• Requirements
Search the data for the word "frontend" and copy every line where it occurs.

[Dataset records]
-*-
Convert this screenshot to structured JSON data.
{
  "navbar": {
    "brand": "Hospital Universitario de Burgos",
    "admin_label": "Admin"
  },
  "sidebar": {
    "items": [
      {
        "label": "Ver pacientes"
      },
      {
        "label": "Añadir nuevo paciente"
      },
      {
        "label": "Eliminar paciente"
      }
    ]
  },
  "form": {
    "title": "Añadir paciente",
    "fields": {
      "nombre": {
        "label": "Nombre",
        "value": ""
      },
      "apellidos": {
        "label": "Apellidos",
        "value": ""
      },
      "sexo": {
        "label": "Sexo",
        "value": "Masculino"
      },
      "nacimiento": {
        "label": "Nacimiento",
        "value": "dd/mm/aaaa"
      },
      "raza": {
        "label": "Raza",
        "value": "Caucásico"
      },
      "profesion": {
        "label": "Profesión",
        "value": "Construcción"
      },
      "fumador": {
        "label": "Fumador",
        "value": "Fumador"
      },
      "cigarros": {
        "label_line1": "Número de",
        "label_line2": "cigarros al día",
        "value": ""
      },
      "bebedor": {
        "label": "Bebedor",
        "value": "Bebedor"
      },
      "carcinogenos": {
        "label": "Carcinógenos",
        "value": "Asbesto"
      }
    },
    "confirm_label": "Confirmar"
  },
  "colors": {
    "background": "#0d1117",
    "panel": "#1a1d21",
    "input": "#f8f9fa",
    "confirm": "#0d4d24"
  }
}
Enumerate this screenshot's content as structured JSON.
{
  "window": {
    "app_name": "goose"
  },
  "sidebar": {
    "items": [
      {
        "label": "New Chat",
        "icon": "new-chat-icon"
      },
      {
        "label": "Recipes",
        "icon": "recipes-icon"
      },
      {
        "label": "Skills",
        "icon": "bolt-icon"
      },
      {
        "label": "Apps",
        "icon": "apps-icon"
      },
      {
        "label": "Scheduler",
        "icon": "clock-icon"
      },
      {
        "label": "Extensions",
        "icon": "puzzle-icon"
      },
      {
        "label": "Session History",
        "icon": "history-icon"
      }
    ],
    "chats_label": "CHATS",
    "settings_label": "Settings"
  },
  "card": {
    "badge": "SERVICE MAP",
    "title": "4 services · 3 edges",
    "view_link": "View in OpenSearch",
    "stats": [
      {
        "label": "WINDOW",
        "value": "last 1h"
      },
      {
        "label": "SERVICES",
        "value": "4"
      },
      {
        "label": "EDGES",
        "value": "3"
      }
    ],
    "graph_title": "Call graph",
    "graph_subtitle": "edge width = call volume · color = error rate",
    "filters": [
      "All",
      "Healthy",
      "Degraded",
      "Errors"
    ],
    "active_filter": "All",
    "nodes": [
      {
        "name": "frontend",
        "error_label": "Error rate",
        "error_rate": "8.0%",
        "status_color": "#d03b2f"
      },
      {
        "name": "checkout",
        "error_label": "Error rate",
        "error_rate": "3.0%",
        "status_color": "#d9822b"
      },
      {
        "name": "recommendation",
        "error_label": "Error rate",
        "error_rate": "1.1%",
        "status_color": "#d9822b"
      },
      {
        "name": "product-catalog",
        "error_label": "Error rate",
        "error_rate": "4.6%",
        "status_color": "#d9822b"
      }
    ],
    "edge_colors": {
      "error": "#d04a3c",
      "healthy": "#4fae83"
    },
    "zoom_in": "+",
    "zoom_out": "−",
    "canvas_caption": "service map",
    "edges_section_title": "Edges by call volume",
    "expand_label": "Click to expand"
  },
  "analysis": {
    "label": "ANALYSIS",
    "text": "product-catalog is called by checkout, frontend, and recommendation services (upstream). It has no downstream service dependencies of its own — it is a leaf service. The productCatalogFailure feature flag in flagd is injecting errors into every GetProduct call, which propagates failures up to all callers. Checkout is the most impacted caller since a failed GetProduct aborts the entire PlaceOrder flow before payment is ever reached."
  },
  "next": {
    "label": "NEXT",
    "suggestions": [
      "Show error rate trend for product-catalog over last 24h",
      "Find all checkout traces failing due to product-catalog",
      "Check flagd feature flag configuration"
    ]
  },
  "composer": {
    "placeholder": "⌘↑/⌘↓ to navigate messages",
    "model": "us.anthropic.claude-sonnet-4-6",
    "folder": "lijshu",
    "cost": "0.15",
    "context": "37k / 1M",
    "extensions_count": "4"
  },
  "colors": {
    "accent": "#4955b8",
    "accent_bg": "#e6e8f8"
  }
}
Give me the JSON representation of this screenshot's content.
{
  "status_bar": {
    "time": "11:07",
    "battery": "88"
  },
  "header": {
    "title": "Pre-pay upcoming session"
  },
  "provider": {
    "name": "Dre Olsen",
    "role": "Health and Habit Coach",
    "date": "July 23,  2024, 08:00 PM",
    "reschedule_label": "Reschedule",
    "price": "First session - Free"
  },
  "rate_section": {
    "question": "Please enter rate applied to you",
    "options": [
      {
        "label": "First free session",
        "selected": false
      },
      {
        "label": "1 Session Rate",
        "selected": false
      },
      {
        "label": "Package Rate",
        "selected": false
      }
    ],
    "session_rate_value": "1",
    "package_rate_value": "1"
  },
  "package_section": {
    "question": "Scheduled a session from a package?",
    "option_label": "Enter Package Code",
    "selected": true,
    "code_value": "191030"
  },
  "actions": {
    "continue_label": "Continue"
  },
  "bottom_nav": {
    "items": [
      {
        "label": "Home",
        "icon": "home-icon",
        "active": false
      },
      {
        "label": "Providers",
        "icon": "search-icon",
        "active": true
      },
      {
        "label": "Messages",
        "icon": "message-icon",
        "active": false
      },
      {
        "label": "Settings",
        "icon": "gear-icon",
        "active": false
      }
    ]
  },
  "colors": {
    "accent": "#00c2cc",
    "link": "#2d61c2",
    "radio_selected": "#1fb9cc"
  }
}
-*-
• Solved problem
        "name": "frontend",
    "text": "product-catalog is called by checkout, frontend, and recommendation services (upstream). It has no downstream service dependencies of its own — it is a leaf service. The productCatalogFailure feature flag in flagd is injecting errors into every GetProduct call, which propagates failures up to all callers. Checkout is the most impacted caller since a failed GetProduct aborts the entire PlaceOrder flow before payment is ever reached."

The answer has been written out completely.